DATA ENTRIES —
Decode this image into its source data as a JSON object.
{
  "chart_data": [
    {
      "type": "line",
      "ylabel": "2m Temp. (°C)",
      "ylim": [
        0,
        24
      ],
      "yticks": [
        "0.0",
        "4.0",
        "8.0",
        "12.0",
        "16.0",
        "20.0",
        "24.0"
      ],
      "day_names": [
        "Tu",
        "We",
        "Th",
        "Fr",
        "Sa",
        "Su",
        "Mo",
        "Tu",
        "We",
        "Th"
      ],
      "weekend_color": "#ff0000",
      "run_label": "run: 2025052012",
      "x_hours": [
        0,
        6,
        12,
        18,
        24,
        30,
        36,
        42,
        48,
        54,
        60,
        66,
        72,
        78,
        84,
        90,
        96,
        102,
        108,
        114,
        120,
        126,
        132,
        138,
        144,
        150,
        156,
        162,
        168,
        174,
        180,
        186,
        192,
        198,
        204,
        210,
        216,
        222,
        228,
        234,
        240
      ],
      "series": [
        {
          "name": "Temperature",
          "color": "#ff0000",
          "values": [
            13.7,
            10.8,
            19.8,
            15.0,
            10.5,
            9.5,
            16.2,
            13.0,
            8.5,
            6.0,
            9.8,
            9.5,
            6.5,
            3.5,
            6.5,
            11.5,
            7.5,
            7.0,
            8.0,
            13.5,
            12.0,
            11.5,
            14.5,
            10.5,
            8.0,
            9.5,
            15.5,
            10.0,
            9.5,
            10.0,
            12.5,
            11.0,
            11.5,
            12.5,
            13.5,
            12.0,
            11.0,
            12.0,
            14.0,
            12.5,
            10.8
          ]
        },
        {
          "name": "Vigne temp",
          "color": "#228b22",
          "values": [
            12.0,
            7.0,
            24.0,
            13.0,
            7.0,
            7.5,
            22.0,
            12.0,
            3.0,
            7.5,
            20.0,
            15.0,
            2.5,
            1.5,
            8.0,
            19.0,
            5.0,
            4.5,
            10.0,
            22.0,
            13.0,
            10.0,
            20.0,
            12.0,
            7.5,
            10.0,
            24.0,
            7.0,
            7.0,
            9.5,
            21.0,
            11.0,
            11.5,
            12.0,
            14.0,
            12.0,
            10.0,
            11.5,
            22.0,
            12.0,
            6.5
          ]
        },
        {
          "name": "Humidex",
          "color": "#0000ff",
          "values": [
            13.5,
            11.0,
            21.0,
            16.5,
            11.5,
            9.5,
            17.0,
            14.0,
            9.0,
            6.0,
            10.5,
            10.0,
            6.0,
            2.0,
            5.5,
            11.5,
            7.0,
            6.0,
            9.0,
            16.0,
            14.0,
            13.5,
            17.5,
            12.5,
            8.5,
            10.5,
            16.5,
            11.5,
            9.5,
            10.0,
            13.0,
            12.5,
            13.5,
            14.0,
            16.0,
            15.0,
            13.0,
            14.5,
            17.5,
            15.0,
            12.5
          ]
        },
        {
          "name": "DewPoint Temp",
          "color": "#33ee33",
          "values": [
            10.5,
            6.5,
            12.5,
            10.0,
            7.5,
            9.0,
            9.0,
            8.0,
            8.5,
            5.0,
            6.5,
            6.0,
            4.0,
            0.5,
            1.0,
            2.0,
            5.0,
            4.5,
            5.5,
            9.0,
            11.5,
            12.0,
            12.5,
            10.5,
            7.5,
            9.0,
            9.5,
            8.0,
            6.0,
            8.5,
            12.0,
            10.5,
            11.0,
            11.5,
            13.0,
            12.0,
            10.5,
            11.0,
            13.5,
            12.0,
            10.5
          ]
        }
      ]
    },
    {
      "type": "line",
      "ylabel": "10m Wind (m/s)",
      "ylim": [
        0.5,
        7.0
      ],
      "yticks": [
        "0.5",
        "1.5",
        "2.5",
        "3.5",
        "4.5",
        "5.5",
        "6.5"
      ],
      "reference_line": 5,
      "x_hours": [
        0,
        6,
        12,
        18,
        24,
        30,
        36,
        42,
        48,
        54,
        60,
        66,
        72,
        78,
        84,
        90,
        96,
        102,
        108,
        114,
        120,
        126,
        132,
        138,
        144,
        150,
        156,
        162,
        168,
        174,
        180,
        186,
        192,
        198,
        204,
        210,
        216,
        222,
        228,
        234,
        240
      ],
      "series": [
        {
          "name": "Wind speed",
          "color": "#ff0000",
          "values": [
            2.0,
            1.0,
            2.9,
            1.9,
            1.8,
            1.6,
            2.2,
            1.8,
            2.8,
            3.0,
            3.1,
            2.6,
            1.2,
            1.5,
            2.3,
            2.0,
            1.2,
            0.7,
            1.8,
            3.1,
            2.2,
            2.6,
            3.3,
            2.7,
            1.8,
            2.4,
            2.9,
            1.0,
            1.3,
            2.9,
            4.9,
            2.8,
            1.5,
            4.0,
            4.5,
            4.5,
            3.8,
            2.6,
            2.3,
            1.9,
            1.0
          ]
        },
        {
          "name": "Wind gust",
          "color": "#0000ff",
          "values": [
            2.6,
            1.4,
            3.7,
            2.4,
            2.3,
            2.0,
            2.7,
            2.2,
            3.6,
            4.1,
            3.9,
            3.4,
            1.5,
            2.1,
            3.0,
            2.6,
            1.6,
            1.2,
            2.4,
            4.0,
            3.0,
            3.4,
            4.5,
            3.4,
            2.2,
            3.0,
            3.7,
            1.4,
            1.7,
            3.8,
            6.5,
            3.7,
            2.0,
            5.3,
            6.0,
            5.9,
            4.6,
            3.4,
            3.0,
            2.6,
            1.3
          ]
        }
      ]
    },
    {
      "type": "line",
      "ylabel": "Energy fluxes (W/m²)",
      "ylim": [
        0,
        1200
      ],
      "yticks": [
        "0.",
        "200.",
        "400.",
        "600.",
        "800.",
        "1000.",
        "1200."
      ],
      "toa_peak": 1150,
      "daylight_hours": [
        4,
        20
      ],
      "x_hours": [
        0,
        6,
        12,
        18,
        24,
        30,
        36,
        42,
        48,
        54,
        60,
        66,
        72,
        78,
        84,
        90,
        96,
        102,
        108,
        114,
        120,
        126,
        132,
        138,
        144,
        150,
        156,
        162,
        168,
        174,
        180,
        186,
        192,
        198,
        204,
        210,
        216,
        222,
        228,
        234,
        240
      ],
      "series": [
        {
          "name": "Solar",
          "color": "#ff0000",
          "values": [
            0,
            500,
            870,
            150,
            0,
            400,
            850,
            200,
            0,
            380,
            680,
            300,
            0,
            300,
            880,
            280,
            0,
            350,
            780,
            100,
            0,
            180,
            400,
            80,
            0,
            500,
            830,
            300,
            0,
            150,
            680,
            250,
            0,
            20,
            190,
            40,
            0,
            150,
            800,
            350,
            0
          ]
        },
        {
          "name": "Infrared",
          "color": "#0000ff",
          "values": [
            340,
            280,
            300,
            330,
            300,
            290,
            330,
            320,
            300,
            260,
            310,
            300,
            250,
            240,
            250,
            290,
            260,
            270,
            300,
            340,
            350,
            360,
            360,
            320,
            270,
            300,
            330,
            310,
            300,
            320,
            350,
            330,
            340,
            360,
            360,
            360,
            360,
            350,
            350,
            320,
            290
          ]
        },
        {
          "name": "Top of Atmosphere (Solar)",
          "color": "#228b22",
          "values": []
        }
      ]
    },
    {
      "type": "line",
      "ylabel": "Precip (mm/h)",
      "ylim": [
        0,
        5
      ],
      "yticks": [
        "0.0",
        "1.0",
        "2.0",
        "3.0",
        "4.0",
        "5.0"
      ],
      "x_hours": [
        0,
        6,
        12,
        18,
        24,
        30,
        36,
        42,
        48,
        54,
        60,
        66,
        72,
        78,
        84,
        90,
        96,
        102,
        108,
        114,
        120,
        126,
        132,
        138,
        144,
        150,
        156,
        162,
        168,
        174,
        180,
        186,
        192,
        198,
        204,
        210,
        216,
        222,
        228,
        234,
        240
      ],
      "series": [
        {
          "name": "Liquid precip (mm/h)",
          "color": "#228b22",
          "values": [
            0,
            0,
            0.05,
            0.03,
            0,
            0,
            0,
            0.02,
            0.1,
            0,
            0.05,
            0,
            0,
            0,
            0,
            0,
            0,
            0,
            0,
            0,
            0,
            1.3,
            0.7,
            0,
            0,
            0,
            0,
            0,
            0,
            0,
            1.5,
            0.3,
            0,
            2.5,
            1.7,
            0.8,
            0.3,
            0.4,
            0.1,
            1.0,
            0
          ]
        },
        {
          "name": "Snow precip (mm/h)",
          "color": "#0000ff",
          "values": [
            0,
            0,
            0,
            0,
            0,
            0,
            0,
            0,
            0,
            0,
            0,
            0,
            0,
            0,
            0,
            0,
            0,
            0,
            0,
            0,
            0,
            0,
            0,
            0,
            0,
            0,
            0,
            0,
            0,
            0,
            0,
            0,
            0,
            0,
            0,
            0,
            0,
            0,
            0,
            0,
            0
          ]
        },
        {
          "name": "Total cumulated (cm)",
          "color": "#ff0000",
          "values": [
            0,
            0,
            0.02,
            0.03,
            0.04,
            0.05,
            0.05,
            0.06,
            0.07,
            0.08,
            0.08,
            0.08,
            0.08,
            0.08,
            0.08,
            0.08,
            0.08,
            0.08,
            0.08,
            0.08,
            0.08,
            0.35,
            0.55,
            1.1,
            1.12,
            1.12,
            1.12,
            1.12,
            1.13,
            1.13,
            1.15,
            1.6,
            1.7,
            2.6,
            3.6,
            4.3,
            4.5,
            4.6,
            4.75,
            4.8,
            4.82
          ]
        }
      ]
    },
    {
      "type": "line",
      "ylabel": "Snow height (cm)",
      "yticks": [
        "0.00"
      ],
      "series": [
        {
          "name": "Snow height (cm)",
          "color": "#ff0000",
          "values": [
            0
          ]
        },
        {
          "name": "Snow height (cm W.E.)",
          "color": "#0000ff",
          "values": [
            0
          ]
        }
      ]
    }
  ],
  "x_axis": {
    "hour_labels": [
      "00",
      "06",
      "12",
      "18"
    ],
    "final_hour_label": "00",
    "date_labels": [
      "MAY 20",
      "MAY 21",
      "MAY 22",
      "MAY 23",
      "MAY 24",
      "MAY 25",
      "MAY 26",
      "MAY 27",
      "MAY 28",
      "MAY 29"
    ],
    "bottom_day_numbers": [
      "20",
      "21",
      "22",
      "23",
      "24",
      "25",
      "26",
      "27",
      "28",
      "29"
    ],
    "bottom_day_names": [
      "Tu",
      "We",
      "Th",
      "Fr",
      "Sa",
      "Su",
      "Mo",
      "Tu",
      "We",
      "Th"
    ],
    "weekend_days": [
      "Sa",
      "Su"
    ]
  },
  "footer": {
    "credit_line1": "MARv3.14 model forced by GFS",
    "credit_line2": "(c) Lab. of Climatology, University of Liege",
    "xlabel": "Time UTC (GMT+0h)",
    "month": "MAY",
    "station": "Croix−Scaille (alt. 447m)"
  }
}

TO DO —
Select all lines with the word "height" from the entries above.

RIGHT ANSWER —
      "ylabel": "Snow height (cm)",
          "name": "Snow height (cm)",
          "name": "Snow height (cm W.E.)",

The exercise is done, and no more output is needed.